INSTRUCTION: Quote all of the data exactly as given. Skip every picture it contains.

MATERIALS PROVIDED:
----------------
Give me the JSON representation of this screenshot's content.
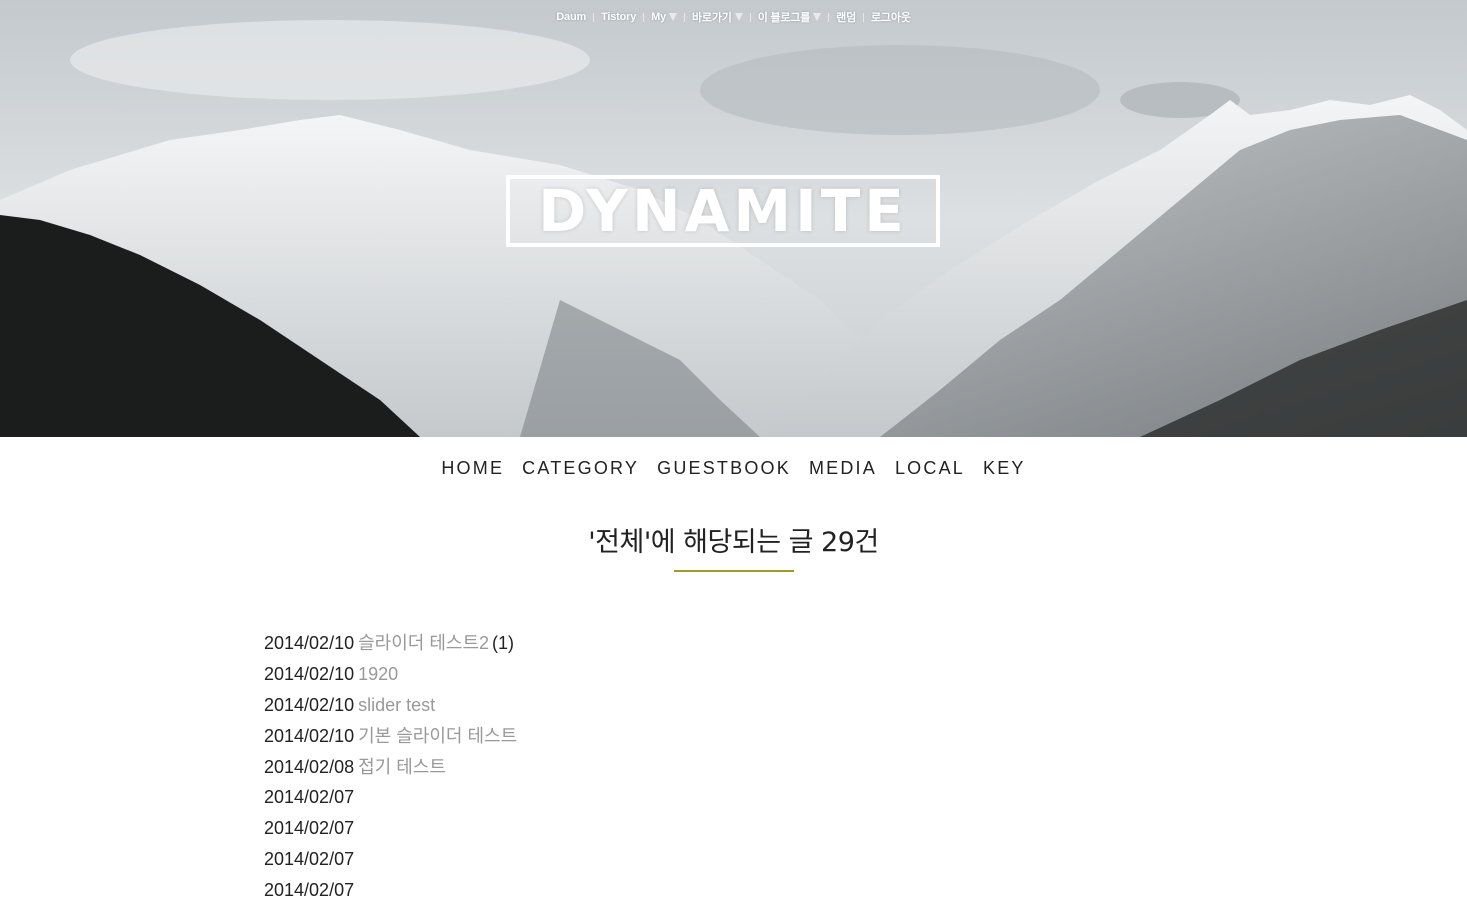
{
  "topbar": {
    "items": [
      {
        "label": "Daum",
        "has_caret": false
      },
      {
        "label": "Tistory",
        "has_caret": false
      },
      {
        "label": "My",
        "has_caret": true
      },
      {
        "label": "바로가기",
        "has_caret": true
      },
      {
        "label": "이 블로그를",
        "has_caret": true
      },
      {
        "label": "랜덤",
        "has_caret": false
      },
      {
        "label": "로그아웃",
        "has_caret": false
      }
    ]
  },
  "hero": {
    "logo_text": "DYNAMITE",
    "image": "snowy-mountains-photo"
  },
  "nav": {
    "items": [
      "HOME",
      "CATEGORY",
      "GUESTBOOK",
      "MEDIA",
      "LOCAL",
      "KEY"
    ]
  },
  "page": {
    "heading": "'전체'에 해당되는 글 29건",
    "accent_color": "#a09a2c"
  },
  "posts": [
    {
      "date": "2014/02/10",
      "title": "슬라이더 테스트2",
      "comments": "(1)"
    },
    {
      "date": "2014/02/10",
      "title": "1920",
      "comments": ""
    },
    {
      "date": "2014/02/10",
      "title": "slider test",
      "comments": ""
    },
    {
      "date": "2014/02/10",
      "title": "기본 슬라이더 테스트",
      "comments": ""
    },
    {
      "date": "2014/02/08",
      "title": "접기 테스트",
      "comments": ""
    },
    {
      "date": "2014/02/07",
      "title": "",
      "comments": ""
    },
    {
      "date": "2014/02/07",
      "title": "",
      "comments": ""
    },
    {
      "date": "2014/02/07",
      "title": "",
      "comments": ""
    },
    {
      "date": "2014/02/07",
      "title": "",
      "comments": ""
    }
  ]
}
----------------
RESPONSE BELOW:
Give me the JSON representation of this screenshot's content.
{
  "topbar": {
    "items": [
      {
        "label": "Daum",
        "has_caret": false
      },
      {
        "label": "Tistory",
        "has_caret": false
      },
      {
        "label": "My",
        "has_caret": true
      },
      {
        "label": "바로가기",
        "has_caret": true
      },
      {
        "label": "이 블로그를",
        "has_caret": true
      },
      {
        "label": "랜덤",
        "has_caret": false
      },
      {
        "label": "로그아웃",
        "has_caret": false
      }
    ]
  },
  "hero": {
    "logo_text": "DYNAMITE",
    "image": "snowy-mountains-photo"
  },
  "nav": {
    "items": [
      "HOME",
      "CATEGORY",
      "GUESTBOOK",
      "MEDIA",
      "LOCAL",
      "KEY"
    ]
  },
  "page": {
    "heading": "'전체'에 해당되는 글 29건",
    "accent_color": "#a09a2c"
  },
  "posts": [
    {
      "date": "2014/02/10",
      "title": "슬라이더 테스트2",
      "comments": "(1)"
    },
    {
      "date": "2014/02/10",
      "title": "1920",
      "comments": ""
    },
    {
      "date": "2014/02/10",
      "title": "slider test",
      "comments": ""
    },
    {
      "date": "2014/02/10",
      "title": "기본 슬라이더 테스트",
      "comments": ""
    },
    {
      "date": "2014/02/08",
      "title": "접기 테스트",
      "comments": ""
    },
    {
      "date": "2014/02/07",
      "title": "",
      "comments": ""
    },
    {
      "date": "2014/02/07",
      "title": "",
      "comments": ""
    },
    {
      "date": "2014/02/07",
      "title": "",
      "comments": ""
    },
    {
      "date": "2014/02/07",
      "title": "",
      "comments": ""
    }
  ]
}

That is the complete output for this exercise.